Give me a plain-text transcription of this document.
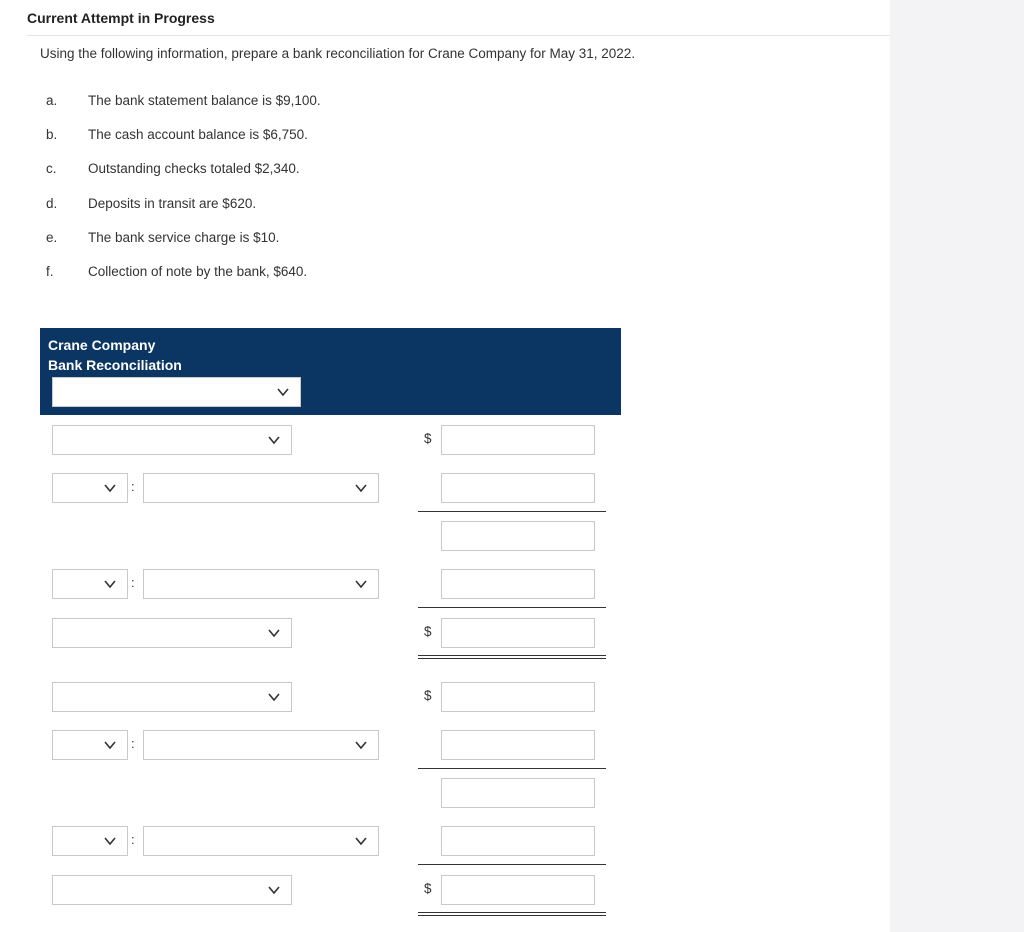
Current Attempt in Progress
Using the following information, prepare a bank reconciliation for Crane Company for May 31, 2022.
a. The bank statement balance is $9,100.
b. The cash account balance is $6,750.
c. Outstanding checks totaled $2,340.
d. Deposits in transit are $620.
e. The bank service charge is $10.
f.	Collection of note by the bank, $640.
Crane Company
Bank Reconciliation
$
:
:
$
$
:
:
$
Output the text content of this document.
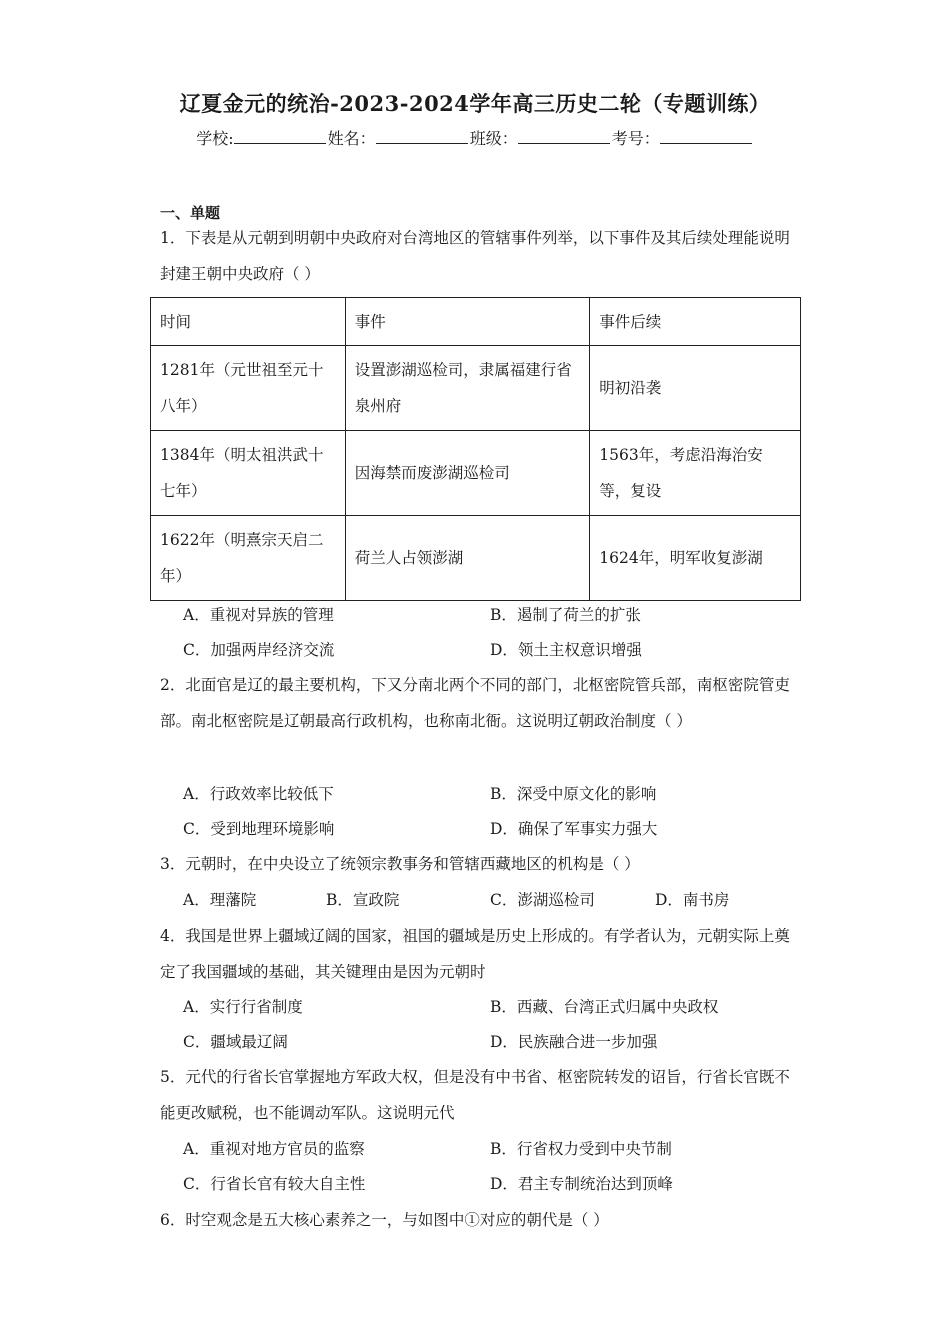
辽夏金元的统治-2023-2024学年高三历史二轮（专题训练）
学校:	姓名：	班级：	考号：
一、单题
1．下表是从元朝到明朝中央政府对台湾地区的管辖事件列举，以下事件及其后续处理能说明封建王朝中央政府（ ）
时间	事件	事件后续
1281年（元世祖至元十八年）	设置澎湖巡检司，隶属福建行省泉州府	明初沿袭
1384年（明太祖洪武十七年）	因海禁而废澎湖巡检司	1563年，考虑沿海治安等，复设
1622年（明熹宗天启二年）	荷兰人占领澎湖	1624年，明军收复澎湖
A．重视对异族的管理	B．遏制了荷兰的扩张
C．加强两岸经济交流	D．领土主权意识增强
2．北面官是辽的最主要机构，下又分南北两个不同的部门，北枢密院管兵部，南枢密院管吏部。南北枢密院是辽朝最高行政机构，也称南北衙。这说明辽朝政治制度（ ）
A．行政效率比较低下	B．深受中原文化的影响
C．受到地理环境影响	D．确保了军事实力强大
3．元朝时，在中央设立了统领宗教事务和管辖西藏地区的机构是（ ）
A．理藩院	B．宣政院	C．澎湖巡检司	D．南书房
4．我国是世界上疆域辽阔的国家，祖国的疆域是历史上形成的。有学者认为，元朝实际上奠定了我国疆域的基础，其关键理由是因为元朝时
A．实行行省制度	B．西藏、台湾正式归属中央政权
C．疆域最辽阔	D．民族融合进一步加强
5．元代的行省长官掌握地方军政大权，但是没有中书省、枢密院转发的诏旨，行省长官既不能更改赋税，也不能调动军队。这说明元代
A．重视对地方官员的监察	B．行省权力受到中央节制
C．行省长官有较大自主性	D．君主专制统治达到顶峰
6．时空观念是五大核心素养之一，与如图中①对应的朝代是（ ）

☆ ☆ ☆ ☆

• _WHAT YOU NEED TO DO_:
What is the number of lines in the data that hold the string "text"? Answer with the number only.

• _TASK SOLUTION_:
2